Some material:

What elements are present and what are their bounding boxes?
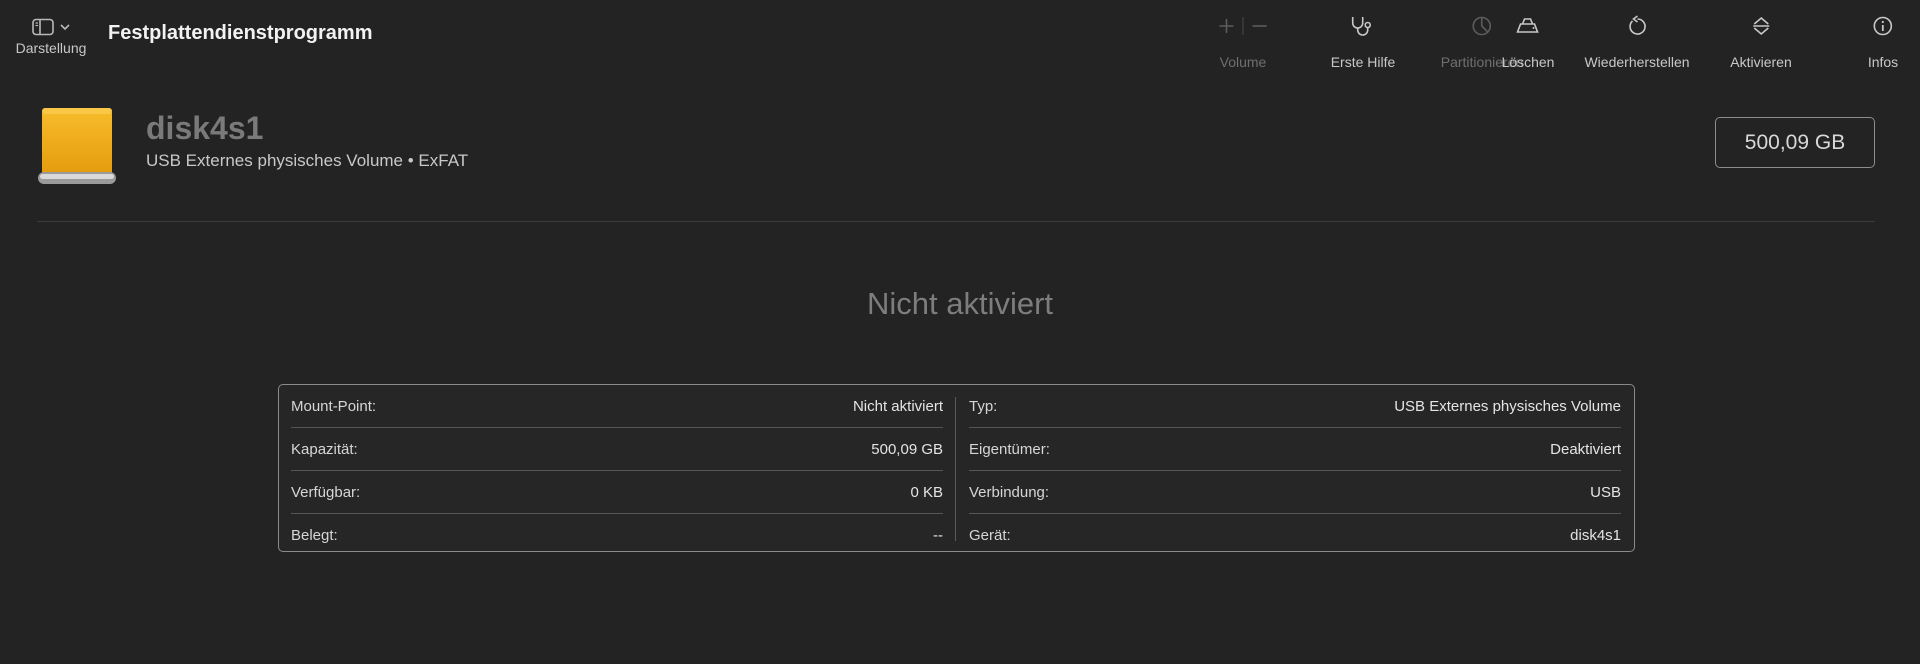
info-value: -- xyxy=(933,526,943,544)
volume-button[interactable]: Volume xyxy=(1219,12,1268,70)
info-row-mount-point: Mount-Point: Nicht aktiviert xyxy=(291,385,943,428)
plus-icon xyxy=(1219,19,1234,33)
toolbar: Darstellung Festplattendienstprogramm Vo… xyxy=(0,0,1920,80)
disk-name: disk4s1 xyxy=(146,110,264,146)
info-key: Gerät: xyxy=(969,526,1011,544)
erase-button[interactable]: Löschen xyxy=(1501,12,1555,70)
restore-arrow-icon xyxy=(1584,12,1689,40)
first-aid-label: Erste Hilfe xyxy=(1330,54,1396,70)
chevron-down-icon xyxy=(60,24,70,31)
info-value: disk4s1 xyxy=(1570,526,1621,544)
info-column-left: Mount-Point: Nicht aktiviert Kapazität: … xyxy=(291,385,943,551)
restore-button[interactable]: Wiederherstellen xyxy=(1584,12,1690,70)
info-row-owner: Eigentümer: Deaktiviert xyxy=(969,428,1621,471)
minus-icon xyxy=(1252,25,1267,27)
info-value: 500,09 GB xyxy=(871,440,943,458)
info-key: Mount-Point: xyxy=(291,397,377,415)
info-value: USB xyxy=(1590,483,1621,501)
column-divider xyxy=(955,397,956,541)
restore-label: Wiederherstellen xyxy=(1584,54,1690,70)
capacity-badge: 500,09 GB xyxy=(1715,117,1875,168)
first-aid-button[interactable]: Erste Hilfe xyxy=(1330,12,1396,70)
info-row-capacity: Kapazität: 500,09 GB xyxy=(291,428,943,471)
info-value: 0 KB xyxy=(910,483,943,501)
mount-icon xyxy=(1730,12,1791,40)
info-value: USB Externes physisches Volume xyxy=(1394,397,1621,415)
disk-subtitle: USB Externes physisches Volume • ExFAT xyxy=(146,151,469,170)
info-button[interactable]: Infos xyxy=(1868,12,1898,70)
eraser-icon xyxy=(1502,12,1555,40)
info-row-device: Gerät: disk4s1 xyxy=(969,514,1621,556)
info-row-available: Verfügbar: 0 KB xyxy=(291,471,943,514)
info-key: Typ: xyxy=(969,397,998,415)
info-row-used: Belegt: -- xyxy=(291,514,943,556)
info-column-right: Typ: USB Externes physisches Volume Eige… xyxy=(969,385,1621,551)
info-label: Infos xyxy=(1867,54,1899,70)
info-table: Mount-Point: Nicht aktiviert Kapazität: … xyxy=(278,384,1635,552)
stethoscope-icon xyxy=(1331,12,1396,40)
info-key: Kapazität: xyxy=(291,440,358,458)
info-key: Eigentümer: xyxy=(969,440,1050,458)
info-key: Verfügbar: xyxy=(291,483,361,501)
info-key: Belegt: xyxy=(291,526,338,544)
info-icon xyxy=(1868,12,1898,40)
info-value: Deaktiviert xyxy=(1550,440,1621,458)
erase-label: Löschen xyxy=(1501,54,1555,70)
header-divider xyxy=(37,221,1875,222)
mount-button[interactable]: Aktivieren xyxy=(1730,12,1792,70)
view-label: Darstellung xyxy=(15,40,87,56)
info-value: Nicht aktiviert xyxy=(852,397,943,415)
view-button[interactable]: Darstellung xyxy=(6,14,96,70)
mount-status: Nicht aktiviert xyxy=(866,286,1054,321)
info-row-type: Typ: USB Externes physisches Volume xyxy=(969,385,1621,428)
volume-label: Volume xyxy=(1219,54,1267,70)
external-drive-icon xyxy=(36,106,118,188)
sidebar-toggle-icon xyxy=(6,14,96,40)
mount-label: Aktivieren xyxy=(1730,54,1792,70)
info-key: Verbindung: xyxy=(969,483,1050,501)
app-title: Festplattendienstprogramm xyxy=(108,22,373,44)
info-row-connection: Verbindung: USB xyxy=(969,471,1621,514)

Prompt: Copy the lines of the material word for word, beginning with the line that contains "info-value: -- xyxy=(933,526,943,544)" and continuing through the line that contains "capacity-badge: 500,09 GB", both included.

Exercise response:
info-value: -- xyxy=(933,526,943,544)
volume-button[interactable]: Volume xyxy=(1219,12,1268,70)
info-row-mount-point: Mount-Point: Nicht aktiviert xyxy=(291,385,943,428)
plus-icon xyxy=(1219,19,1234,33)
toolbar: Darstellung Festplattendienstprogramm Vo… xyxy=(0,0,1920,80)
disk-name: disk4s1 xyxy=(146,110,264,146)
info-key: Gerät: xyxy=(969,526,1011,544)
erase-button[interactable]: Löschen xyxy=(1501,12,1555,70)
restore-arrow-icon xyxy=(1584,12,1689,40)
first-aid-label: Erste Hilfe xyxy=(1330,54,1396,70)
chevron-down-icon xyxy=(60,24,70,31)
info-value: disk4s1 xyxy=(1570,526,1621,544)
info-column-left: Mount-Point: Nicht aktiviert Kapazität: … xyxy=(291,385,943,551)
restore-button[interactable]: Wiederherstellen xyxy=(1584,12,1690,70)
info-row-owner: Eigentümer: Deaktiviert xyxy=(969,428,1621,471)
minus-icon xyxy=(1252,25,1267,27)
info-value: 500,09 GB xyxy=(871,440,943,458)
info-key: Mount-Point: xyxy=(291,397,377,415)
info-value: USB xyxy=(1590,483,1621,501)
column-divider xyxy=(955,397,956,541)
restore-label: Wiederherstellen xyxy=(1584,54,1690,70)
capacity-badge: 500,09 GB xyxy=(1715,117,1875,168)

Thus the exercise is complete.